### Tujuan tugas a
Salin kembali entri mulai dari baris pertama entri sampai baris yang memuat "paragraph-7: (还有……好像在哪里见过……) [98, 1148, 1530, 1231]", kedua ujungnya ikut disertakan. Ganti "paragraph" dengan "paragraf" dan biarkan bagian lain tetap sama.

### Teks bacaan
%%
Peneliti LIPI: Tsunami 20 Meter Tak Akan Terjadi Tanpa 7 Asumsi Ini

Jakarta

Laporan ilmiah yang diungkap ilmuwan ITB seolah telah membuat publik menoleh ke selatan Pulau Jawa. Tsunami 20 meter seperti yang disampaikan ilmuwan itu tidak akan terjadi apabila tujuh asumsi ilmiah tidak terpenuhi.

Peneliti Paleotsunami di Pusat Penelitian Geoteknologi Lembaga Ilmu Pengetahuan Indonesia (LIPI), Eko Yulianto, menjelaskan bahwa laporan soal potensi tsunami 20 meter itu sudah diketahui ilmuwan pada waktu sebelumnya.

“Informasi yang perlu diketahui oleh masyarakat dari paper yang baru terbit itu tidak ada yang baru. Semuanya sudah pernah dikemukakan,” kata Eko dalam keterangan tertulis yang disampaikannya kepada detikcom, Rabu (30/9/2020).

Potensi tsunami setinggi 20 meter diungkapkan ke publik oleh ilmuwan dari ITB, Sri Widiyantoro. Laporan ilmiah itu dimuat di situs Nature, judulnya ‘Implications for Megathrust Earthquakes and Tsunamis from Seismic Gaps South of Java Indonesia’. Ilmuwan yang terlibat adalah Sri Widiyantoro dari ITB, E Gunawan, Abdul Muhari dari BNPB, N Rawlinson, J Mori, NR Hanifa, S Susilo, P Supendi, HA Shiddiqi, AD Nugraha, dan HE Putra.
%%
### Tujuan tugas b
Tentukan apakah setiap pernyataan berikut sesuai dengan teks bacaan tentang potensi tsunami 20 meter di selatan Jawa. Jawab ya atau tidak, lalu kutip kata-kata teks yang menentukan jawaban itu. (i) Eko Yulianto adalah peneliti di LIPI. (ii) Laporan ilmiah tentang potensi tsunami itu dimuat di situs Nature. (iii) Eko menyampaikan keterangannya kepada detikcom secara lisan.

### Data tersimpan
%%
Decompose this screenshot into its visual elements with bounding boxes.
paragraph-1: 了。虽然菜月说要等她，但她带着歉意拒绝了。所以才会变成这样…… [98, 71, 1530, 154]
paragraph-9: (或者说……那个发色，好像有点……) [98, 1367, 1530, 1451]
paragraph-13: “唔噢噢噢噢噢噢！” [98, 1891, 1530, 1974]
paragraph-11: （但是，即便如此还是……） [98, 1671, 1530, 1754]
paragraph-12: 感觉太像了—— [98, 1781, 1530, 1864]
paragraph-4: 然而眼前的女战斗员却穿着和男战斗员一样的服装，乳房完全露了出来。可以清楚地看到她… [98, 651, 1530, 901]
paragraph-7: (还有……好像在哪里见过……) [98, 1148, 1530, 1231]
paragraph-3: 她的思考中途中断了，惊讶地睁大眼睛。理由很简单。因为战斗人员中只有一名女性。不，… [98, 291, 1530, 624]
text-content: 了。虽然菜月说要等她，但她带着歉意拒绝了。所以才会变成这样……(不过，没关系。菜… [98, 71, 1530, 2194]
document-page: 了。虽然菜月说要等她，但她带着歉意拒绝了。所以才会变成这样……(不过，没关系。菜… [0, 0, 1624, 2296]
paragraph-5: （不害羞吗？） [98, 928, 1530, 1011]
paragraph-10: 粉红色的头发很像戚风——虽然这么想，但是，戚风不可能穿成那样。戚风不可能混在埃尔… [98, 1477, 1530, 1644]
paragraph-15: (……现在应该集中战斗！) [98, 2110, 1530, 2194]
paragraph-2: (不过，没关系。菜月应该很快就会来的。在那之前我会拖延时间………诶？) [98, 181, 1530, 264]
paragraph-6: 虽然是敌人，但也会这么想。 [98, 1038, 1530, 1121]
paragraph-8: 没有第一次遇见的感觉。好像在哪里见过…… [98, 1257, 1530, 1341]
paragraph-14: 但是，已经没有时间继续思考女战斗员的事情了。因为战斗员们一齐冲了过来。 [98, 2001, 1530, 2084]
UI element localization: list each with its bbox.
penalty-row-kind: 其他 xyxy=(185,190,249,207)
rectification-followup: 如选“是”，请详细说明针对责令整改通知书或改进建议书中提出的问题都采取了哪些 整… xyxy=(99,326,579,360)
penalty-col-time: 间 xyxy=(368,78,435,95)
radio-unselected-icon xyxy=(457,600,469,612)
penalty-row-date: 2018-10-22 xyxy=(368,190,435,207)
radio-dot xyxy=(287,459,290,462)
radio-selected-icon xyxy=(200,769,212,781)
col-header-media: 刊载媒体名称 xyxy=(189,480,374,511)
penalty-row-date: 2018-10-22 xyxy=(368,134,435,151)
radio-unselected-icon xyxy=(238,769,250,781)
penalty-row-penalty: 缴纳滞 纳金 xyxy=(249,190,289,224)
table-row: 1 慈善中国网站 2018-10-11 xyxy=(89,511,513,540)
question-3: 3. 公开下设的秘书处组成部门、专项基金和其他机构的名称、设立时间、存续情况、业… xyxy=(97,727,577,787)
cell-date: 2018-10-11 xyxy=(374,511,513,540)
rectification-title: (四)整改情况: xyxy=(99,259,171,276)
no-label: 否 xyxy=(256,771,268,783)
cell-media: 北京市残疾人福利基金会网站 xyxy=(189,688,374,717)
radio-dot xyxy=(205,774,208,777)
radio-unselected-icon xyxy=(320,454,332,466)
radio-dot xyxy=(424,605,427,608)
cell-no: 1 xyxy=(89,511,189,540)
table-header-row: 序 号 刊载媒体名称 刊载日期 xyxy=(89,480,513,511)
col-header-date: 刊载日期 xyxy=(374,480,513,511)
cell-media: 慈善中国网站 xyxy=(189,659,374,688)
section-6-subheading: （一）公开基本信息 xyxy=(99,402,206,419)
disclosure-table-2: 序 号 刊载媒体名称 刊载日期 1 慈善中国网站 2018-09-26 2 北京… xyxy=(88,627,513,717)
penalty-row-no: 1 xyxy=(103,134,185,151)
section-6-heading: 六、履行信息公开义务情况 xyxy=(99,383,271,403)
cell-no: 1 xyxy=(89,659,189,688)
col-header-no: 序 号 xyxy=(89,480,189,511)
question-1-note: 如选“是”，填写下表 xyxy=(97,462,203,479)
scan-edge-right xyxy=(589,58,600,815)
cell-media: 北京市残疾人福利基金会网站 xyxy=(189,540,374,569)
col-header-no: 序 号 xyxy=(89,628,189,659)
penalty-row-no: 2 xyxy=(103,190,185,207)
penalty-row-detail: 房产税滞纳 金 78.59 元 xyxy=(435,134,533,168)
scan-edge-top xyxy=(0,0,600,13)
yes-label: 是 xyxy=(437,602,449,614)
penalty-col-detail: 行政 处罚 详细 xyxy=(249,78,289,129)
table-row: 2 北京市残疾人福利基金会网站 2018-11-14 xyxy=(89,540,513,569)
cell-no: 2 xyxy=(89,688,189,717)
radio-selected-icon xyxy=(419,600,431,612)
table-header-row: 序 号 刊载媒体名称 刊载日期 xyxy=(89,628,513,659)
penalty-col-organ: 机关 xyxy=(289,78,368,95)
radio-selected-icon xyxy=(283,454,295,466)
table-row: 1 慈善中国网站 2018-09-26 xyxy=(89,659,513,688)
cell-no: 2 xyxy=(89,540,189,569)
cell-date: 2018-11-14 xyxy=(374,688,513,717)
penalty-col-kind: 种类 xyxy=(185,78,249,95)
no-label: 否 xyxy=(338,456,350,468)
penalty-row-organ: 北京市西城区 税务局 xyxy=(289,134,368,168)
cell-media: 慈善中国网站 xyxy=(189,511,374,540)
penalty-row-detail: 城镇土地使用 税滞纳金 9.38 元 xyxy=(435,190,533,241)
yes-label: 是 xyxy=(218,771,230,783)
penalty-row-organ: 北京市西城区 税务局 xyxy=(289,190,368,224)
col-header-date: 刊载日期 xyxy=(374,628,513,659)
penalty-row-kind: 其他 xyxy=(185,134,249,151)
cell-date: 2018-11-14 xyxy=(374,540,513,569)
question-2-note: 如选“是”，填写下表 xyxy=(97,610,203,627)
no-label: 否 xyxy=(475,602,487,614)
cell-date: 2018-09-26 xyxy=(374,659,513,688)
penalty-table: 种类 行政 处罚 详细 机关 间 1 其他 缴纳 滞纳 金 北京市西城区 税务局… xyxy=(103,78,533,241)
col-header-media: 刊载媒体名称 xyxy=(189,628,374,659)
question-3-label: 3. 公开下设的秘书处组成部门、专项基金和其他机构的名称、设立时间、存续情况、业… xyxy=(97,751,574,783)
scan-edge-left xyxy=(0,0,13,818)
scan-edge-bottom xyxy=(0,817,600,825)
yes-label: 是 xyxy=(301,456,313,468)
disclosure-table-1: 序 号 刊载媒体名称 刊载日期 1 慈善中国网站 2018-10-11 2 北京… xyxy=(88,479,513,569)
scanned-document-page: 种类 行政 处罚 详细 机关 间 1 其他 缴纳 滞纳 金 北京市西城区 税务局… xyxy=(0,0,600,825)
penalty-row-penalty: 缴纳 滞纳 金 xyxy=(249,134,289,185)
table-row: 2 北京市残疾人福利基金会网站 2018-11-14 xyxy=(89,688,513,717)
%%
### Hasil latihan a
Decompose this screenshot into its visual elements with bounding boxes.
paragraf-1: 了。虽然菜月说要等她，但她带着歉意拒绝了。所以才会变成这样…… [98, 71, 1530, 154]
paragraf-9: (或者说……那个发色，好像有点……) [98, 1367, 1530, 1451]
paragraf-13: “唔噢噢噢噢噢噢！” [98, 1891, 1530, 1974]
paragraf-11: （但是，即便如此还是……） [98, 1671, 1530, 1754]
paragraf-12: 感觉太像了—— [98, 1781, 1530, 1864]
paragraf-4: 然而眼前的女战斗员却穿着和男战斗员一样的服装，乳房完全露了出来。可以清楚地看到她… [98, 651, 1530, 901]
paragraf-7: (还有……好像在哪里见过……) [98, 1148, 1530, 1231]

### Hasil latihan b
(i) Ya: "Peneliti Paleotsunami di Pusat Penelitian Geoteknologi Lembaga Ilmu Pengetahuan Indonesia (LIPI), Eko Yulianto"
(ii) Ya: "Laporan ilmiah itu dimuat di situs Nature"
(iii) Tidak: "kata Eko dalam keterangan tertulis yang disampaikannya kepada detikcom"